Your objective
In the listing below, locate the lines that hold the string "JSON". Copy those lines.

Entries
## START

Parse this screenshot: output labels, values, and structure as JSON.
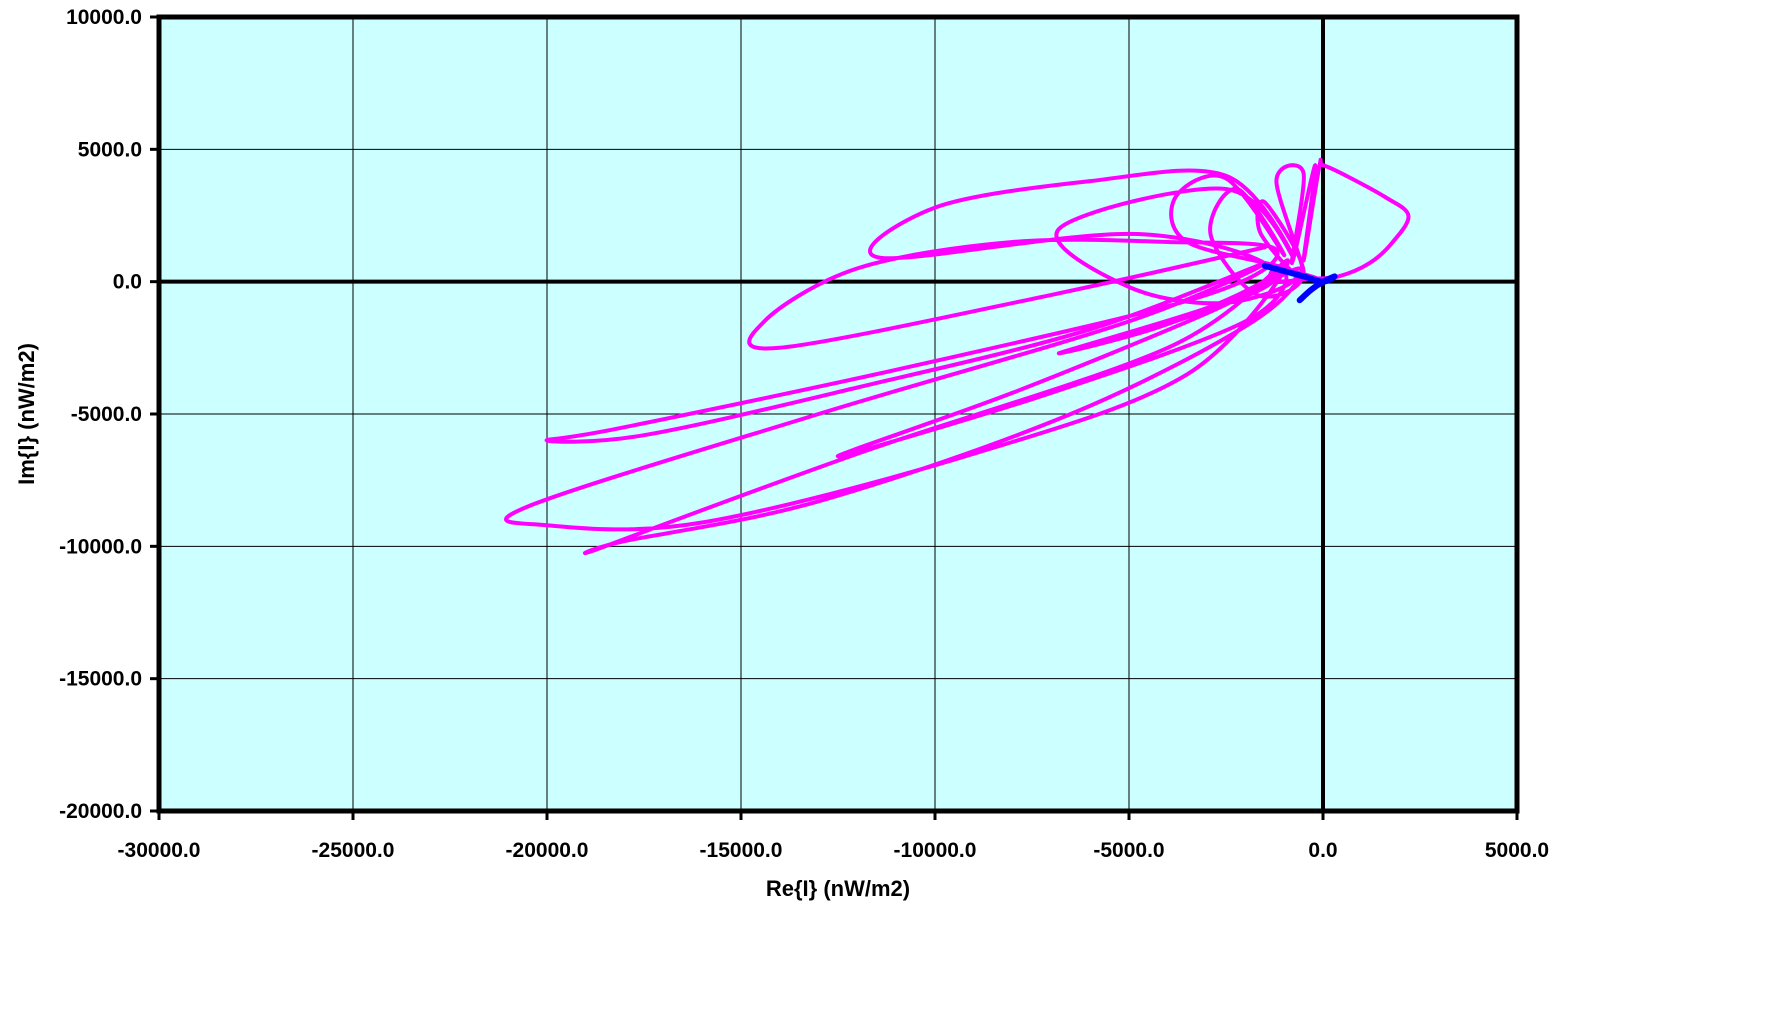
{
  "chart_data": {
    "type": "line",
    "title": "",
    "xlabel": "Re{I} (nW/m2)",
    "ylabel": "Im{I} (nW/m2)",
    "xlim": [
      -30000,
      5000
    ],
    "ylim": [
      -20000,
      10000
    ],
    "grid": true,
    "plot_background": "#ccffff",
    "x_ticks": [
      -30000,
      -25000,
      -20000,
      -15000,
      -10000,
      -5000,
      0,
      5000
    ],
    "y_ticks": [
      10000,
      5000,
      0,
      -5000,
      -10000,
      -15000,
      -20000
    ],
    "x_tick_labels": [
      "-30000.0",
      "-25000.0",
      "-20000.0",
      "-15000.0",
      "-10000.0",
      "-5000.0",
      "0.0",
      "5000.0"
    ],
    "y_tick_labels": [
      "10000.0",
      "5000.0",
      "0.0",
      "-5000.0",
      "-10000.0",
      "-15000.0",
      "-20000.0"
    ],
    "series": [
      {
        "color": "#ff00ff",
        "x": [
          -1500,
          -7000,
          -14000,
          -14400,
          -12000,
          -8000,
          -4000,
          -1200,
          -3000,
          -10000,
          -18000,
          -20000,
          -17500,
          -12000,
          -6000,
          -1500,
          -5000,
          -13000,
          -20500,
          -20000,
          -16000,
          -9000,
          -3500,
          -900,
          -4000,
          -12000,
          -18500,
          -18000,
          -13000,
          -6500,
          -1800,
          -600,
          -3000,
          -8000,
          -12500,
          -7000,
          -2000,
          -1000,
          -3000,
          -6800,
          -4000,
          -1200,
          -4800,
          -11400,
          -10000,
          -6000,
          -2500,
          -800,
          -2500,
          -6800,
          -5000,
          -2500,
          -700,
          -3500,
          -3800,
          -2500,
          -1000,
          -2200,
          -2900,
          -1700,
          -500,
          -1500,
          -1600,
          -500,
          -1200,
          -500,
          -800,
          -200,
          -500,
          -100,
          0,
          600,
          1600,
          2200,
          1800,
          1200,
          400,
          -400,
          -1300,
          -1200,
          -300,
          0
        ],
        "y": [
          1300,
          -500,
          -2500,
          -1500,
          500,
          1500,
          1500,
          1200,
          -500,
          -3000,
          -5500,
          -6000,
          -5800,
          -4000,
          -1800,
          700,
          -1500,
          -5000,
          -8500,
          -9200,
          -9100,
          -6500,
          -3500,
          800,
          -2500,
          -6500,
          -10000,
          -9800,
          -8300,
          -5000,
          -1500,
          500,
          -1200,
          -4200,
          -6600,
          -4200,
          -1500,
          300,
          -1000,
          -2700,
          -1600,
          300,
          1800,
          900,
          2800,
          3800,
          4000,
          1000,
          3500,
          2000,
          -200,
          -800,
          300,
          1500,
          3200,
          3900,
          1000,
          3500,
          1800,
          -500,
          300,
          3000,
          1800,
          200,
          3800,
          4100,
          700,
          4400,
          800,
          4300,
          4400,
          4000,
          3200,
          2500,
          1500,
          700,
          200,
          100,
          0,
          500,
          200,
          0
        ]
      },
      {
        "color": "#0000ff",
        "x": [
          -1500,
          -1000,
          -500,
          0,
          300,
          0,
          -300,
          -600
        ],
        "y": [
          600,
          400,
          200,
          0,
          200,
          0,
          -300,
          -700
        ]
      }
    ]
  }
}
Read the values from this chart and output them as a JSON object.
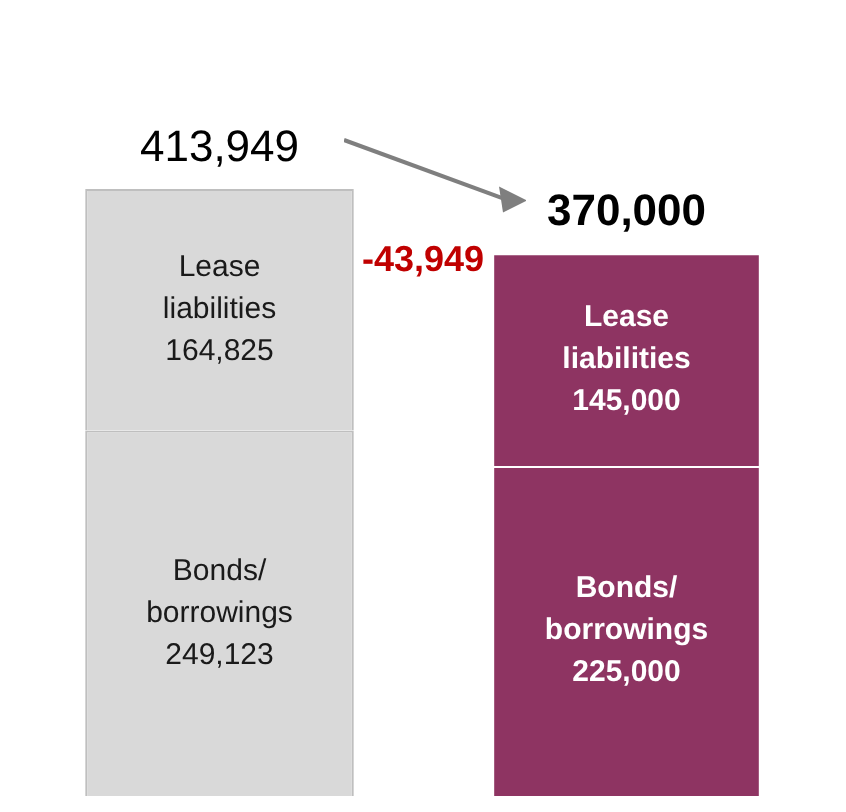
{
  "chart_data": {
    "type": "bar",
    "stacked": true,
    "categories": [
      null,
      null
    ],
    "series": [
      {
        "name": "Bonds/ borrowings",
        "colors": [
          "#d9d9d9",
          "#8e3462"
        ],
        "values": [
          249123,
          225000
        ],
        "value_labels": [
          "249,123",
          "225,000"
        ]
      },
      {
        "name": "Lease liabilities",
        "colors": [
          "#d9d9d9",
          "#8e3462"
        ],
        "values": [
          164825,
          145000
        ],
        "value_labels": [
          "164,825",
          "145,000"
        ]
      }
    ],
    "totals": [
      "413,949",
      "370,000"
    ],
    "annotations": [
      "-43,949"
    ],
    "legend": false
  }
}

## END

Answer below
Parse this screenshot: output labels, values, and structure as JSON.
Read the values from this chart and output them as a JSON object.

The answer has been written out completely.